## BEGIN
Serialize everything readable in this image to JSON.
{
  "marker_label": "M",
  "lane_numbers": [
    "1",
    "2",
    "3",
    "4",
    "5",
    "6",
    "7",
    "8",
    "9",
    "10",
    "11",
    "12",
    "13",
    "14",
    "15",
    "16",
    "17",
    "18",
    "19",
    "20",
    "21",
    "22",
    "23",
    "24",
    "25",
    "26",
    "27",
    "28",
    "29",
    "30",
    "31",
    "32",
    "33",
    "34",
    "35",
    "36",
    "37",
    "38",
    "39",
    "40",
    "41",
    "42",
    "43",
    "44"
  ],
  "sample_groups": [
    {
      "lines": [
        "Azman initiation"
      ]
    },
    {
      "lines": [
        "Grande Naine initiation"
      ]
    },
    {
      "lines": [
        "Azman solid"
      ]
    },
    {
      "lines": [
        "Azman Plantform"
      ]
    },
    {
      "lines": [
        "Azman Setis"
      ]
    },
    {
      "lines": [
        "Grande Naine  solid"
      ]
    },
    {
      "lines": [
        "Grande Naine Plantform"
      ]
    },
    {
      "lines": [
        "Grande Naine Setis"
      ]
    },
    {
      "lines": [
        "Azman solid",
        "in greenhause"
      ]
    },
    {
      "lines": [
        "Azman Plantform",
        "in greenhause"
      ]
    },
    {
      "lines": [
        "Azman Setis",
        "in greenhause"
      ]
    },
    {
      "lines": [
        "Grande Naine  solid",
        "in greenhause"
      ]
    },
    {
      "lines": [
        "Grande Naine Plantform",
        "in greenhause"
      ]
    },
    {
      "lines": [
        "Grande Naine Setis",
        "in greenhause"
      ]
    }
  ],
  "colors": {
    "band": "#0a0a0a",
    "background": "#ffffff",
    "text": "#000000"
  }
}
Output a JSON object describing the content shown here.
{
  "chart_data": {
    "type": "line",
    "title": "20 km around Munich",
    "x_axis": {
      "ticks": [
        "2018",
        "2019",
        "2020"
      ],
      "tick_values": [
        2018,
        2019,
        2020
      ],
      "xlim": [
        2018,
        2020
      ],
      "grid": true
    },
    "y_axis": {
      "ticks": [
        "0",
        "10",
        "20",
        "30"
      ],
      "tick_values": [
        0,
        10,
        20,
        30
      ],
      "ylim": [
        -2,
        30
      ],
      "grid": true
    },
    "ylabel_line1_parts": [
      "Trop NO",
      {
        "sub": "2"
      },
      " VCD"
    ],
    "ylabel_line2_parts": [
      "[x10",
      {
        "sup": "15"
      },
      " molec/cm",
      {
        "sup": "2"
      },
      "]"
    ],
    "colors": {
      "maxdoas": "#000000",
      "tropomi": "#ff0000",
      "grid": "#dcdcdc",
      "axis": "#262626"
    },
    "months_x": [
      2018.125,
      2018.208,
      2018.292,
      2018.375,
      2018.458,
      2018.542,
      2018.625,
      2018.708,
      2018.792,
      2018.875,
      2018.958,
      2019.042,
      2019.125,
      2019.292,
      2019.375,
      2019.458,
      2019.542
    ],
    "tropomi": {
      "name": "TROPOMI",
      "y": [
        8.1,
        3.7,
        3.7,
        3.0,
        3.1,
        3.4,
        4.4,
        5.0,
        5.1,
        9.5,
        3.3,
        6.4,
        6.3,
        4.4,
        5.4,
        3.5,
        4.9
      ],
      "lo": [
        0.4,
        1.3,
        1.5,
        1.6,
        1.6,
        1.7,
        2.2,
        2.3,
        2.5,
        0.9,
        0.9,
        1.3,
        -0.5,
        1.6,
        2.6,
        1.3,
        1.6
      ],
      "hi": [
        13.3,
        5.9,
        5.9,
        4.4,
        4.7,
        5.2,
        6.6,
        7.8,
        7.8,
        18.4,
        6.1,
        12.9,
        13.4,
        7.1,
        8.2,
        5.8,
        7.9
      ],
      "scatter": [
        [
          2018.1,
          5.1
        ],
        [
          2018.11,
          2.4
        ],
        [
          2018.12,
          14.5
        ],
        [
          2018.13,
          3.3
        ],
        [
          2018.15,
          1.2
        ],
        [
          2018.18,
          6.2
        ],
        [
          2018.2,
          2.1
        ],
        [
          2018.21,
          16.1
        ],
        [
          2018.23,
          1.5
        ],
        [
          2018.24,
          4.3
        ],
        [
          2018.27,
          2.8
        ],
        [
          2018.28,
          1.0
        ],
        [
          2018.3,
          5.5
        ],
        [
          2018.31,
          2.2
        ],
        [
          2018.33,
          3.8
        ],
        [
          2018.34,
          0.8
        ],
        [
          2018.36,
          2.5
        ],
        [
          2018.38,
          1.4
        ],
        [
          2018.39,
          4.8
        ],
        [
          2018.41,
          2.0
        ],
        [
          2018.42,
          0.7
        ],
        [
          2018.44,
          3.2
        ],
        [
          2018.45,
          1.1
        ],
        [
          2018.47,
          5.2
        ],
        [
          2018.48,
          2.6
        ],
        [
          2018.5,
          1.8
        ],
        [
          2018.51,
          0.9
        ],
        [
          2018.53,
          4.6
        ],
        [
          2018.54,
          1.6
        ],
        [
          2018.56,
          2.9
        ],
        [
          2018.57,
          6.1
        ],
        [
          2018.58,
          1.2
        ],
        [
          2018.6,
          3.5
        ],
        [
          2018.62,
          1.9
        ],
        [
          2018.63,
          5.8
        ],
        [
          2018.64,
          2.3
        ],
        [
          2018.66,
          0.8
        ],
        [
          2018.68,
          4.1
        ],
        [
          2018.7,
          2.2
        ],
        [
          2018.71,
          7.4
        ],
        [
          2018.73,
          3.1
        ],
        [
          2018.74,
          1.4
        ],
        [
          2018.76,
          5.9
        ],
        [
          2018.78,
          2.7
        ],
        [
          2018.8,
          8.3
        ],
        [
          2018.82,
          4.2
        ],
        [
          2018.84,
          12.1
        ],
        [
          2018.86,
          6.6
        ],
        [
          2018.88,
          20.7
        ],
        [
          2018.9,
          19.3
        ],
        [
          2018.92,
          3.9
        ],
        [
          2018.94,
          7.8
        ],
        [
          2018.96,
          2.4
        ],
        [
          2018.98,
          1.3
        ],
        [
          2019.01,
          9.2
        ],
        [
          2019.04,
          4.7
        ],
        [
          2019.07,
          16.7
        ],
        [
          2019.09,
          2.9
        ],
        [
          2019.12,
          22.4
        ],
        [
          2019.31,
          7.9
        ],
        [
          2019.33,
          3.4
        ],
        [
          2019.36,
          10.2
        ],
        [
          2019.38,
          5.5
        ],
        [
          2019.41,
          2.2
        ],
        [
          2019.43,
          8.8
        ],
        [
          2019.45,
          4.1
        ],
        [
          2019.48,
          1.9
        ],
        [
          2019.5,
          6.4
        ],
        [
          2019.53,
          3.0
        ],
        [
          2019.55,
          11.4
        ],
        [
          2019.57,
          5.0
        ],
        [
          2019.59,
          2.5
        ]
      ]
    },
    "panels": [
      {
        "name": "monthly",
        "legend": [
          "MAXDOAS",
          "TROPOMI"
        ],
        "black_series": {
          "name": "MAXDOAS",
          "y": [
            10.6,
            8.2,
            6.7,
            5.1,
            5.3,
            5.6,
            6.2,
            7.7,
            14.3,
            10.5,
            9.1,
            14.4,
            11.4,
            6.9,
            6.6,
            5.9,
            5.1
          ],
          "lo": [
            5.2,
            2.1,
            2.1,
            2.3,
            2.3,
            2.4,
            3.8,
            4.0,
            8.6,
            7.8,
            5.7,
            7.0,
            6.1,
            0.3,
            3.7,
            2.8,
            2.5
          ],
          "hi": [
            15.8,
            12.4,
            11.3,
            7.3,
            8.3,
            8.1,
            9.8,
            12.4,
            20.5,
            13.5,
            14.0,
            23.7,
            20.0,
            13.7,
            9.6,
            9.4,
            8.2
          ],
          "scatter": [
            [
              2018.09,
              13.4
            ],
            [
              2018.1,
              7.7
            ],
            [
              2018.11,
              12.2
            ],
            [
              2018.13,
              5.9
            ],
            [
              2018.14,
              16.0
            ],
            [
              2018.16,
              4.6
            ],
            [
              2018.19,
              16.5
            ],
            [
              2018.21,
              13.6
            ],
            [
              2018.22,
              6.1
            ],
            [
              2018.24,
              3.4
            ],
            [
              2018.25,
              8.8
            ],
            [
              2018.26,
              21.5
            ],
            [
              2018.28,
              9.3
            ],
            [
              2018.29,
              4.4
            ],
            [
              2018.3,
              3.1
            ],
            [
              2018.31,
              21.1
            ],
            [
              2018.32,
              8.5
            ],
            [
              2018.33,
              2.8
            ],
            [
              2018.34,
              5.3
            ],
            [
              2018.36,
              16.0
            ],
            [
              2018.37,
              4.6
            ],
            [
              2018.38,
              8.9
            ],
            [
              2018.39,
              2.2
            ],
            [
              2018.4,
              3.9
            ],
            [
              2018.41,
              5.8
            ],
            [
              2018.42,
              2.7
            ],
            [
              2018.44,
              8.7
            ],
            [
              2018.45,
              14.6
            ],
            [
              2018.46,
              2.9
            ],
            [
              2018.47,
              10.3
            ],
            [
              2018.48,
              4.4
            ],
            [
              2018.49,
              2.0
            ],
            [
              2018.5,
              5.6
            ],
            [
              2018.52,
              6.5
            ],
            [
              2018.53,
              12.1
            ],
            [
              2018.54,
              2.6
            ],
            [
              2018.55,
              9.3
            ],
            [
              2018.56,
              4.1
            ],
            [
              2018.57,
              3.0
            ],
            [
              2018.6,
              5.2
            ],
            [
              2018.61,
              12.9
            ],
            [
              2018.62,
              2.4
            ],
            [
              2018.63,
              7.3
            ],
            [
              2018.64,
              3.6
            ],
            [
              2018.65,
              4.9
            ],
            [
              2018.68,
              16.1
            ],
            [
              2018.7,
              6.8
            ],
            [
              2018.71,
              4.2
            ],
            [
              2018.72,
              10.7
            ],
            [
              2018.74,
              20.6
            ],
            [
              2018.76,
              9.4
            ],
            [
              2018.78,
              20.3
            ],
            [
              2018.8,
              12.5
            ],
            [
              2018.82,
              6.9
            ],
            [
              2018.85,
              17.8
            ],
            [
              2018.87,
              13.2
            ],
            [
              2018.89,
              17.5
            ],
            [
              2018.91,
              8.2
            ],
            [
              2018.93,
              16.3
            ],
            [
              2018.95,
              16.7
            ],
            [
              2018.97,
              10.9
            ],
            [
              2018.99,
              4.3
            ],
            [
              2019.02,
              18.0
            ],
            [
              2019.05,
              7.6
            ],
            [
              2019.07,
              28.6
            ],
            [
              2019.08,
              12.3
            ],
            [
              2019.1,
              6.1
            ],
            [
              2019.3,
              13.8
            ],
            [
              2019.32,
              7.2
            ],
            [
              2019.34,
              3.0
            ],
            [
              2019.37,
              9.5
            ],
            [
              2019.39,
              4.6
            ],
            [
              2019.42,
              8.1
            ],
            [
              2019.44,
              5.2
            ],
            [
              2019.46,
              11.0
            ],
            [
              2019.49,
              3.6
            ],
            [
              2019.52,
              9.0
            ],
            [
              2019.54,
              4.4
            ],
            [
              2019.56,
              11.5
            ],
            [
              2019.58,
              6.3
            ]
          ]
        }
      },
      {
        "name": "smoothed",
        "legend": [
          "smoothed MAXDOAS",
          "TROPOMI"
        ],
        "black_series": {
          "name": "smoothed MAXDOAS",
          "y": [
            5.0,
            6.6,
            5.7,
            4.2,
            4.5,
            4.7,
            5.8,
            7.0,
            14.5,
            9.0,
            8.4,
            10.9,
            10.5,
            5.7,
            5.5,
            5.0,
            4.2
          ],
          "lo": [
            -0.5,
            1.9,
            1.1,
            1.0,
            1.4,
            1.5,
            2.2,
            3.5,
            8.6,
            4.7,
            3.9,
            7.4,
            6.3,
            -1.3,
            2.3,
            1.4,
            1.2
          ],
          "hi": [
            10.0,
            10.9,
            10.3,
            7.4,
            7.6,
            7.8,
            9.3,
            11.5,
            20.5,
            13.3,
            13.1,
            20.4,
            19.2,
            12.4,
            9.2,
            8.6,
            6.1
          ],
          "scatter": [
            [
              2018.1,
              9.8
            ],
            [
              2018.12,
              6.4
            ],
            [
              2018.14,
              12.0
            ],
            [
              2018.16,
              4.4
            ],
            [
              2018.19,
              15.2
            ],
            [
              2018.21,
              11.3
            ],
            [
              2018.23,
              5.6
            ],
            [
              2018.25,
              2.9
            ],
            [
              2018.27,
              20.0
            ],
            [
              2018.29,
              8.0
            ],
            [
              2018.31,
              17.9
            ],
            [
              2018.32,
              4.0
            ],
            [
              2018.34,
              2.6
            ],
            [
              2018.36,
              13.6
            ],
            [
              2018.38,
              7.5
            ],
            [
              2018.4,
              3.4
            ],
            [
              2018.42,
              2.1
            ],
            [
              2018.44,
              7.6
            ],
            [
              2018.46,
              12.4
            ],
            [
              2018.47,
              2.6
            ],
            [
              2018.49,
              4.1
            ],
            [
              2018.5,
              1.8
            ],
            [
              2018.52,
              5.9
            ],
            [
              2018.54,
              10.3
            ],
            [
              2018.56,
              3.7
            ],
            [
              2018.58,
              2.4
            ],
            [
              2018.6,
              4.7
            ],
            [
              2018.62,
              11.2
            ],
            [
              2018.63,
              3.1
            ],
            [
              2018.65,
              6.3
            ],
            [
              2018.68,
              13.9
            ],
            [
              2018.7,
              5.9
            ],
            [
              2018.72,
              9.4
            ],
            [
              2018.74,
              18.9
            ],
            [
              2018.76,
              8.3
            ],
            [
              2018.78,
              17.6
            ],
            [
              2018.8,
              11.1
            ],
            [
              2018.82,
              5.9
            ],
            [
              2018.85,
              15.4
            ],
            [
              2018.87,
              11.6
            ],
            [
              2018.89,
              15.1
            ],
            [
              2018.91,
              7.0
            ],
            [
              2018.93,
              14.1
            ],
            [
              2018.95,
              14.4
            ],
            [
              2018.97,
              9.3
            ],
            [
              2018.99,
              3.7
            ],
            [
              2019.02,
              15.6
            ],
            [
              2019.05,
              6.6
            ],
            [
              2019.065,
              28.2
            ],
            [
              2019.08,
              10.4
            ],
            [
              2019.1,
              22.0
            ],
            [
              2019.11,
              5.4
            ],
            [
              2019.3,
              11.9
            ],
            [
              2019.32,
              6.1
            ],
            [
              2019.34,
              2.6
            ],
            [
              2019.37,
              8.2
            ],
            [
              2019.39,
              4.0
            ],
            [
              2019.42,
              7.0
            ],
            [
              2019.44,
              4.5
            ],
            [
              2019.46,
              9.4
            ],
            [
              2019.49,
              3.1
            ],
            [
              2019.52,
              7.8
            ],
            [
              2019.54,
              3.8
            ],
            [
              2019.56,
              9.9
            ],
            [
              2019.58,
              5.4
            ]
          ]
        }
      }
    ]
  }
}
## END
» Exercise description
Look through the records and gather every line containing "Naine".

» Result below
        "Grande Naine initiation"
        "Grande Naine  solid"
        "Grande Naine Plantform"
        "Grande Naine Setis"
        "Grande Naine  solid",
        "Grande Naine Plantform",
        "Grande Naine Setis",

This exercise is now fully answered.